## BEGIN Page text

Now very few scientists or philosophers will elaborate on the problems that they are having with their theories and, of course, INTS still claims that this Fig stuff isn’t theory, and it isn’t, but there are still limits to the understanding of this following and I’m going to outline a few right here and now. Actually I wanted to get right into Entitic Science, NES Law and the Laws of Reality themselves but I noticed a few misdemeanors on the previous page (chapter 9) and I’m going to have to wade in on them because they are bugging the hell out of me and I mean that.

It was pointed out several times that I was guessing when it came to the actual description of what happens after our individual death experience. For all that is really known about this, we each could return as our own little invention of life and become anything at all, within any type of world or rather environment. We could go through a whole variety of short lives, in one of which we suddenly find ourselves as a teenage boy wielding a sword in something similar to gladiator times that goes on for weeks and somehow we manage to survive for that period. Then punctuated by another life that begins as an adult dinosaur. There are no rules that we know of. In the Gladiator life we may have a magic potion that heals our wounds overnight or even something that transcends death and causes us to seek to die during our whole cycle culminating with success when we discover just how to finish ourself off. Just because we are humans in this life does not mean that we will always be that and certainly in previously lives we were something different. We do not require gravity and if you notice the difference between waking and dreaming there is considerably less of it in dreamland. Many of us can fly in a dream. I’m not going to point out all of the problems in the previous chapter except that idea that the child produces it’s own sex and creates itself from within is something that you may not agree with and I don’t really support that whole thing myself.

## END Page text

● Stated problem 1
In the page text, what does it say many of us can do in a dream?

## BEGIN Material to process

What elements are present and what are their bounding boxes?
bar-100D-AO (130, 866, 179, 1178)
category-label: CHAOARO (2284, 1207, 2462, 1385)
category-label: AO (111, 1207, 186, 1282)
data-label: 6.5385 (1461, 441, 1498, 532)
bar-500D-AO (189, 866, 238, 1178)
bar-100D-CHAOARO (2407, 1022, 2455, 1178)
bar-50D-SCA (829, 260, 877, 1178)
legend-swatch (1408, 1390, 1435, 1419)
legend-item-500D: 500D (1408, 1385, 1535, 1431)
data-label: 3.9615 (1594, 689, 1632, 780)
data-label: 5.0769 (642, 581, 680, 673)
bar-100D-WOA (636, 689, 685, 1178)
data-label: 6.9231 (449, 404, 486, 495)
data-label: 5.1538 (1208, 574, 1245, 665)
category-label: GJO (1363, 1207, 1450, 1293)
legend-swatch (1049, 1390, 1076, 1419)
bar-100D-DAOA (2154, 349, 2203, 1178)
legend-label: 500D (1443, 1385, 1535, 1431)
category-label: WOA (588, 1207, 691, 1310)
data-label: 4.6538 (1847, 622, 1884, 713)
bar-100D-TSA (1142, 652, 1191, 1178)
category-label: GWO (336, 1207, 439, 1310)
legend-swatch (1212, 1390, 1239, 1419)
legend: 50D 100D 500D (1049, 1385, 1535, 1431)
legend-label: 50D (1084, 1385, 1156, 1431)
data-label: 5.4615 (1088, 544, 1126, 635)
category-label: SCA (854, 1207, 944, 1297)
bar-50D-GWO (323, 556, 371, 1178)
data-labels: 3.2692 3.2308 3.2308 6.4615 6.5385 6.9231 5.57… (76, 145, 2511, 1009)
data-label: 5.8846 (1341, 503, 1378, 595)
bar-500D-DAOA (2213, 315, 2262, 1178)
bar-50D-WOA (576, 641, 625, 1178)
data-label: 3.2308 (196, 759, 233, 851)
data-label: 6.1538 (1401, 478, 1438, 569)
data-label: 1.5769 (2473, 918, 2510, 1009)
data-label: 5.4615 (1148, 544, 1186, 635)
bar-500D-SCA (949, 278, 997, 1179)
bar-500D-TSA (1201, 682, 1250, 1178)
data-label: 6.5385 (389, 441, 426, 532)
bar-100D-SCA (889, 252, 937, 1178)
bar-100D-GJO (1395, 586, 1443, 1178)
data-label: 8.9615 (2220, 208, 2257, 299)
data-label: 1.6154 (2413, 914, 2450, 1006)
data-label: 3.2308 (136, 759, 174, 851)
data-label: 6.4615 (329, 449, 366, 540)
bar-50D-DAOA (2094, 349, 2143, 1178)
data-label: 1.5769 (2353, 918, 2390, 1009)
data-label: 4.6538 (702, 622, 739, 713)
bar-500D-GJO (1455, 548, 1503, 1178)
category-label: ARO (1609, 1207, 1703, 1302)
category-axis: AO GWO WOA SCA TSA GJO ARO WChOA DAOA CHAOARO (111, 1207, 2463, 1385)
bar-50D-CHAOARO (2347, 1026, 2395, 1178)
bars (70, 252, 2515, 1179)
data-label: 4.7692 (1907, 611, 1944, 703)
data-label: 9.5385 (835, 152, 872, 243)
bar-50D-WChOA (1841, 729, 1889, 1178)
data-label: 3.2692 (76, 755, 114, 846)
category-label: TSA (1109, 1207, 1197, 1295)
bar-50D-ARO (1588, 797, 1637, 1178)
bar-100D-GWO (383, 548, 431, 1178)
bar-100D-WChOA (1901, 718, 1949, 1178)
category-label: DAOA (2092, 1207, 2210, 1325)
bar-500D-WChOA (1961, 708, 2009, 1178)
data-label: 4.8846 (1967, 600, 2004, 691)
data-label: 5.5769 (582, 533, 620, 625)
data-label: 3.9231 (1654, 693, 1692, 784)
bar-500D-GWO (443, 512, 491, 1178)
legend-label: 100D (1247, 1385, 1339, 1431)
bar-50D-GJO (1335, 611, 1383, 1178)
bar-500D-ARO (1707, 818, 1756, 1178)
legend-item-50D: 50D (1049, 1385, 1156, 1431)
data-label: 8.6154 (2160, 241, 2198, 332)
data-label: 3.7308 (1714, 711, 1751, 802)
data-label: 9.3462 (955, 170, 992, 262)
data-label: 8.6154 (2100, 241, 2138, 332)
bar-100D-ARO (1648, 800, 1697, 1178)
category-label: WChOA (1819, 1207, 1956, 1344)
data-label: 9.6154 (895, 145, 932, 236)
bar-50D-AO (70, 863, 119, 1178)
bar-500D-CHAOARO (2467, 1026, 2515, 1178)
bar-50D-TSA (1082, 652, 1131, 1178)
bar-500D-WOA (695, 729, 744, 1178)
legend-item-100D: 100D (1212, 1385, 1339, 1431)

## END Material to process

● Stated problem 2
Rewrite the rows above as a JSON list of strings with one string per line, covering the stretch from the first row through the line containing "data-label: 5.0769 (642, 581, 680, 673)".

● Exercise answer 1
Fly.

● Exercise answer 2
[
  "What elements are present and what are their bounding boxes?",
  "bar-100D-AO (130, 866, 179, 1178)",
  "category-label: CHAOARO (2284, 1207, 2462, 1385)",
  "category-label: AO (111, 1207, 186, 1282)",
  "data-label: 6.5385 (1461, 441, 1498, 532)",
  "bar-500D-AO (189, 866, 238, 1178)",
  "bar-100D-CHAOARO (2407, 1022, 2455, 1178)",
  "bar-50D-SCA (829, 260, 877, 1178)",
  "legend-swatch (1408, 1390, 1435, 1419)",
  "legend-item-500D: 500D (1408, 1385, 1535, 1431)",
  "data-label: 3.9615 (1594, 689, 1632, 780)",
  "data-label: 5.0769 (642, 581, 680, 673)"
]